Description of the task — The records below must be copied in full; omit the images.
───
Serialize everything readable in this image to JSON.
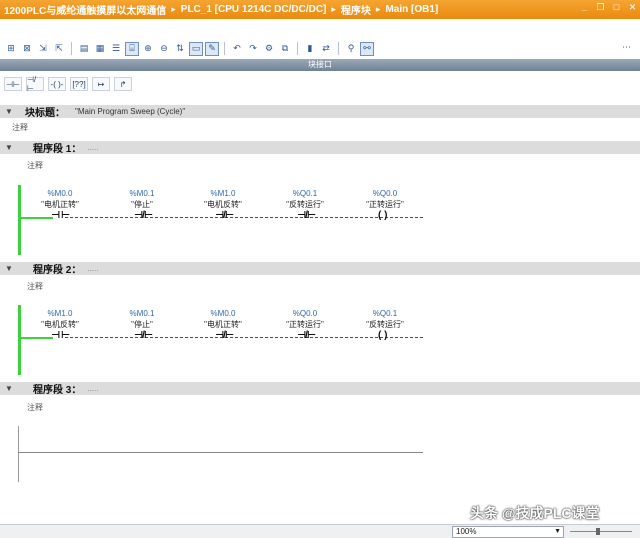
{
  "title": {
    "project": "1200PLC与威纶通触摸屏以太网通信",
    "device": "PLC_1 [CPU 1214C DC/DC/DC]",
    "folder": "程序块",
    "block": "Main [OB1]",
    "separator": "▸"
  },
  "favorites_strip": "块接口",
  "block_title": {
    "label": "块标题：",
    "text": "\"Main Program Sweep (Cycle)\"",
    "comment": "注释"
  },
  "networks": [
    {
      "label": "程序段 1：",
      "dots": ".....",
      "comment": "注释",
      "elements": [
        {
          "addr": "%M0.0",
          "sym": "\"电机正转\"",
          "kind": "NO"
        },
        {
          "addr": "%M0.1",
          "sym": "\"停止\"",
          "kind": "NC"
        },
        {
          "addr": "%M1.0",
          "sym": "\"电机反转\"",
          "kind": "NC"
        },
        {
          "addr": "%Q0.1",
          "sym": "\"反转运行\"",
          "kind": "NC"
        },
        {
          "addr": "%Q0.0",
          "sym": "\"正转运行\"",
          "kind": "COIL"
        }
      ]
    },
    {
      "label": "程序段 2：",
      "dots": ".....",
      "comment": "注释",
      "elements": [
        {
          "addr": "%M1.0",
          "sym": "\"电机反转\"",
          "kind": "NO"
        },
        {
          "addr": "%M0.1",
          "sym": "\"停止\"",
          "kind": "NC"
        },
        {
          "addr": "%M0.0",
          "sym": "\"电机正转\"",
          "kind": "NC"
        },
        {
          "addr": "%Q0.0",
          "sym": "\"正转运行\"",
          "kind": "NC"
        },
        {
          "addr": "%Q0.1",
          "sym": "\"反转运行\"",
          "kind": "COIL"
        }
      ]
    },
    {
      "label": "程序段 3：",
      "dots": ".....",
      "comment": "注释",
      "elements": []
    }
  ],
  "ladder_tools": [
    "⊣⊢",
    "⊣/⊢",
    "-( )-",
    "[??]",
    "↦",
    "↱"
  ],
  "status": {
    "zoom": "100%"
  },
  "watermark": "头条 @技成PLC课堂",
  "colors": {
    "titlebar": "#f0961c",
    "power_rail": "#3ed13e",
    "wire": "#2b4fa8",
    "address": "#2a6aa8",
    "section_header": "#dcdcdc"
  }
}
───
Completed task —
Serialize everything readable in this image to JSON.
{
  "title": {
    "project": "1200PLC与威纶通触摸屏以太网通信",
    "device": "PLC_1 [CPU 1214C DC/DC/DC]",
    "folder": "程序块",
    "block": "Main [OB1]",
    "separator": "▸"
  },
  "favorites_strip": "块接口",
  "block_title": {
    "label": "块标题：",
    "text": "\"Main Program Sweep (Cycle)\"",
    "comment": "注释"
  },
  "networks": [
    {
      "label": "程序段 1：",
      "dots": ".....",
      "comment": "注释",
      "elements": [
        {
          "addr": "%M0.0",
          "sym": "\"电机正转\"",
          "kind": "NO"
        },
        {
          "addr": "%M0.1",
          "sym": "\"停止\"",
          "kind": "NC"
        },
        {
          "addr": "%M1.0",
          "sym": "\"电机反转\"",
          "kind": "NC"
        },
        {
          "addr": "%Q0.1",
          "sym": "\"反转运行\"",
          "kind": "NC"
        },
        {
          "addr": "%Q0.0",
          "sym": "\"正转运行\"",
          "kind": "COIL"
        }
      ]
    },
    {
      "label": "程序段 2：",
      "dots": ".....",
      "comment": "注释",
      "elements": [
        {
          "addr": "%M1.0",
          "sym": "\"电机反转\"",
          "kind": "NO"
        },
        {
          "addr": "%M0.1",
          "sym": "\"停止\"",
          "kind": "NC"
        },
        {
          "addr": "%M0.0",
          "sym": "\"电机正转\"",
          "kind": "NC"
        },
        {
          "addr": "%Q0.0",
          "sym": "\"正转运行\"",
          "kind": "NC"
        },
        {
          "addr": "%Q0.1",
          "sym": "\"反转运行\"",
          "kind": "COIL"
        }
      ]
    },
    {
      "label": "程序段 3：",
      "dots": ".....",
      "comment": "注释",
      "elements": []
    }
  ],
  "ladder_tools": [
    "⊣⊢",
    "⊣/⊢",
    "-( )-",
    "[??]",
    "↦",
    "↱"
  ],
  "status": {
    "zoom": "100%"
  },
  "watermark": "头条 @技成PLC课堂",
  "colors": {
    "titlebar": "#f0961c",
    "power_rail": "#3ed13e",
    "wire": "#2b4fa8",
    "address": "#2a6aa8",
    "section_header": "#dcdcdc"
  }
}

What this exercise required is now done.